Excerpt to read:
====================
Most owners can’t answer the question “how exposed am I right now?” with any confidence. The people who could — internal IT, a general-practice consultant, the outsourced provider — usually can’t either, because they’re grading their own homework. That’s the gap this assessment closes: a short, honest read on your posture that doesn’t need anyone to sell you anything to be useful.

What the 8 questions cover

Each question maps to one of the eight controls that show up over and over in post-incident forensics for small and mid-sized businesses:

  1. Backup and recovery — not just whether backups run, but whether they’ve been tested end-to-end recently enough to matter.
  2. Multi-factor authentication — on the accounts an attacker would actually target, not just the ones that were easy to turn it on for.
  3. Patch discipline — the window between a vendor release and it being installed across your fleet.
  4. Endpoint protection — whether the laptops, desktops, and servers run something modern (EDR/MDR) or something 2015 called and wants back.
  5. Incident response — whether there’s a written plan and the person who owns it can be reached at 2 AM.
  6. Email security — whether phishing gets filtered by more than the defaults your provider gave you.
  7. Network segmentation — whether a compromised laptop can reach the file server, the accounting system, and the backups.
====================
Problem requirements: Pick up the passage on the eight-question security assessment right after its last line, in the same style.

Recorded information:
====================
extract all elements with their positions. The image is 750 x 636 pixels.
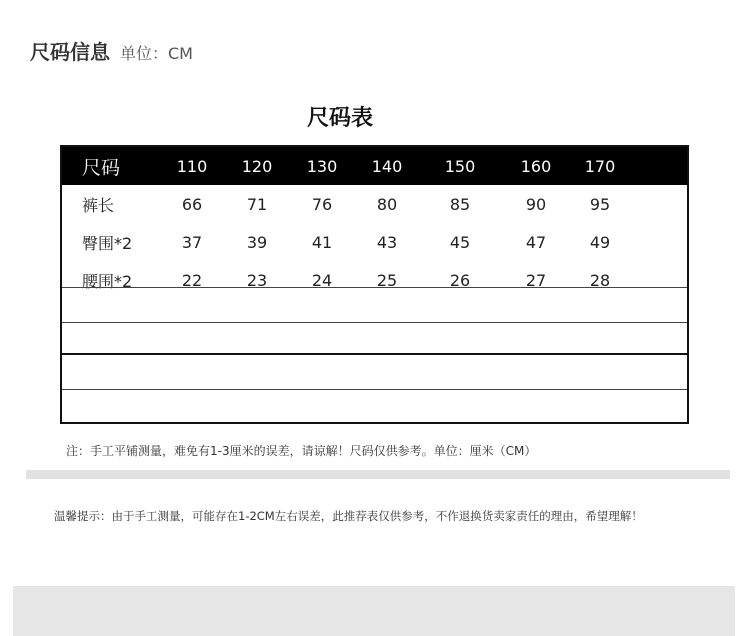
====================
Right answer:
  8. Security awareness — whether staff have seen any training in the last year, so the humans are as defended as the wires.

How to read your score

You’ll get a score out of 24, plus a plain-English band that tells you where you sit relative to the businesses we see. High scores don’t mean “buy nothing” and low scores don’t mean “emergency” — they mean the specific controls you should look at first. You see the score immediately. If you want the question-by-question breakdown with the moves that would lift each area the fastest, you can request the detailed report at the end.

Who this is for

Owners and operators of small and mid-sized businesses who want a straight answer on where they stand. IT managers who need something to hand a skeptical CFO. Operations leaders who inherited a stack they didn’t build and aren’t sure what’s in it. If you already have a mature security program, the score will confirm that. If you don’t, it’ll tell you exactly which gap to close first.